Short problem:
Copy each line in which the string "https" occurs.

--

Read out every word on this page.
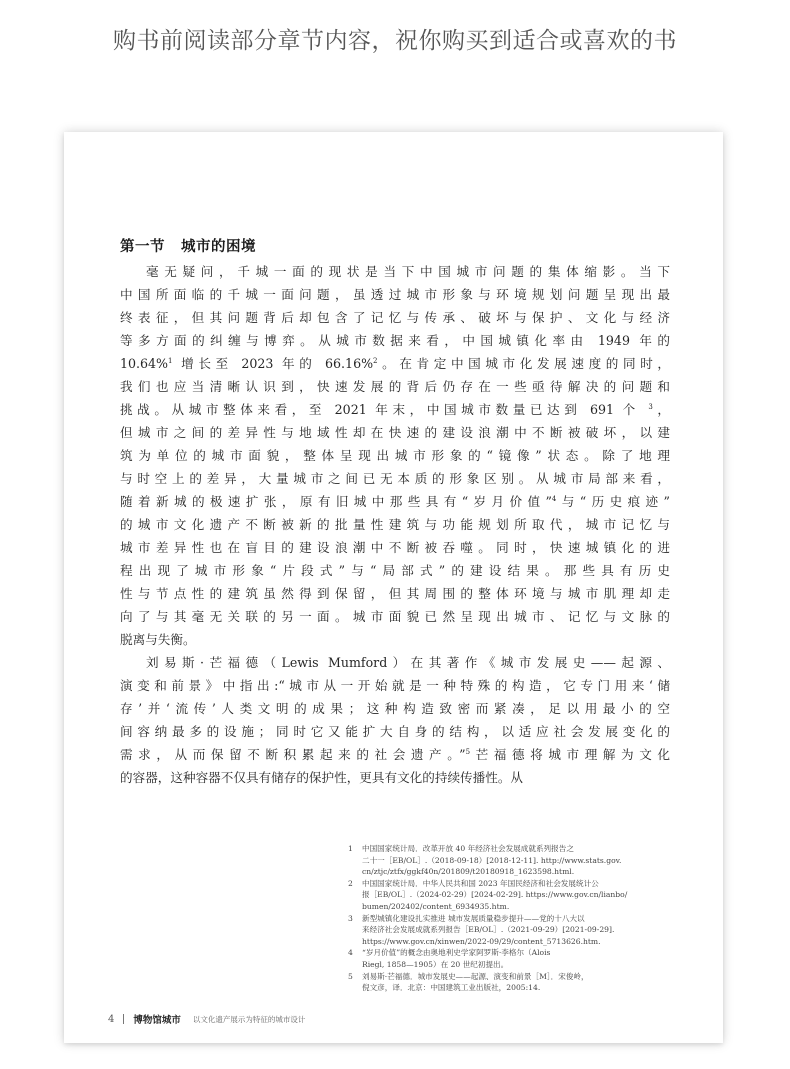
购书前阅读部分章节内容，祝你购买到适合或喜欢的书
第一节 城市的困境
毫无疑问，千城一面的现状是当下中国城市问题的集体缩影。当下
中国所面临的千城一面问题，虽透过城市形象与环境规划问题呈现出最
终表征，但其问题背后却包含了记忆与传承、破坏与保护、文化与经济
等多方面的纠缠与博弈。从城市数据来看，中国城镇化率由 1949 年的
10.64%$^1$ 增长至 2023 年的 66.16%$^2$。在肯定中国城市化发展速度的同时，
我们也应当清晰认识到，快速发展的背后仍存在一些亟待解决的问题和
挑战。从城市整体来看，至 2021 年末，中国城市数量已达到 691 个 $^3$，
但城市之间的差异性与地域性却在快速的建设浪潮中不断被破坏，以建
筑为单位的城市面貌，整体呈现出城市形象的“镜像”状态。除了地理
与时空上的差异，大量城市之间已无本质的形象区别。从城市局部来看，
随着新城的极速扩张，原有旧城中那些具有“岁月价值”$^4$与“历史痕迹”
的城市文化遗产不断被新的批量性建筑与功能规划所取代，城市记忆与
城市差异性也在盲目的建设浪潮中不断被吞噬。同时，快速城镇化的进
程出现了城市形象“片段式”与“局部式”的建设结果。那些具有历史
性与节点性的建筑虽然得到保留，但其周围的整体环境与城市肌理却走
向了与其毫无关联的另一面。城市面貌已然呈现出城市、记忆与文脉的
脱离与失衡。
刘易斯·芒福德（Lewis Mumford）在其著作《城市发展史——起源、
演变和前景》中指出:“城市从一开始就是一种特殊的构造，它专门用来‘储
存’并‘流传’人类文明的成果；这种构造致密而紧凑，足以用最小的空
间容纳最多的设施；同时它又能扩大自身的结构，以适应社会发展变化的
需求，从而保留不断积累起来的社会遗产。”$^5$芒福德将城市理解为文化
的容器，这种容器不仅具有储存的保护性，更具有文化的持续传播性。从
1	中国国家统计局．改革开放 40 年经济社会发展成就系列报告之
二十一［EB/OL］.（2018-09-18）[2018-12-11]. http://www.stats.gov.
cn/ztjc/ztfx/ggkf40n/201809/t20180918_1623598.html.
2	中国国家统计局．中华人民共和国 2023 年国民经济和社会发展统计公
报［EB/OL］.（2024-02-29）[2024-02-29]. https://www.gov.cn/lianbo/
bumen/202402/content_6934935.htm.
3	新型城镇化建设扎实推进 城市发展质量稳步提升——党的十八大以
来经济社会发展成就系列报告［EB/OL］.（2021-09-29）[2021-09-29].
https://www.gov.cn/xinwen/2022-09/29/content_5713626.htm.
4	“岁月价值”的概念由奥地利史学家阿罗斯·李格尔（Alois
Riegl, 1858—1905）在 20 世纪初提出。
5	刘易斯·芒福德．城市发展史——起源、演变和前景［M］．宋俊岭，
倪文彦，译．北京：中国建筑工业出版社，2005:14.
4 博物馆城市 以文化遗产展示为特征的城市设计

--

Solution to the problem:
报［EB/OL］.（2024-02-29）[2024-02-29]. https://www.gov.cn/lianbo/
https://www.gov.cn/xinwen/2022-09/29/content_5713626.htm.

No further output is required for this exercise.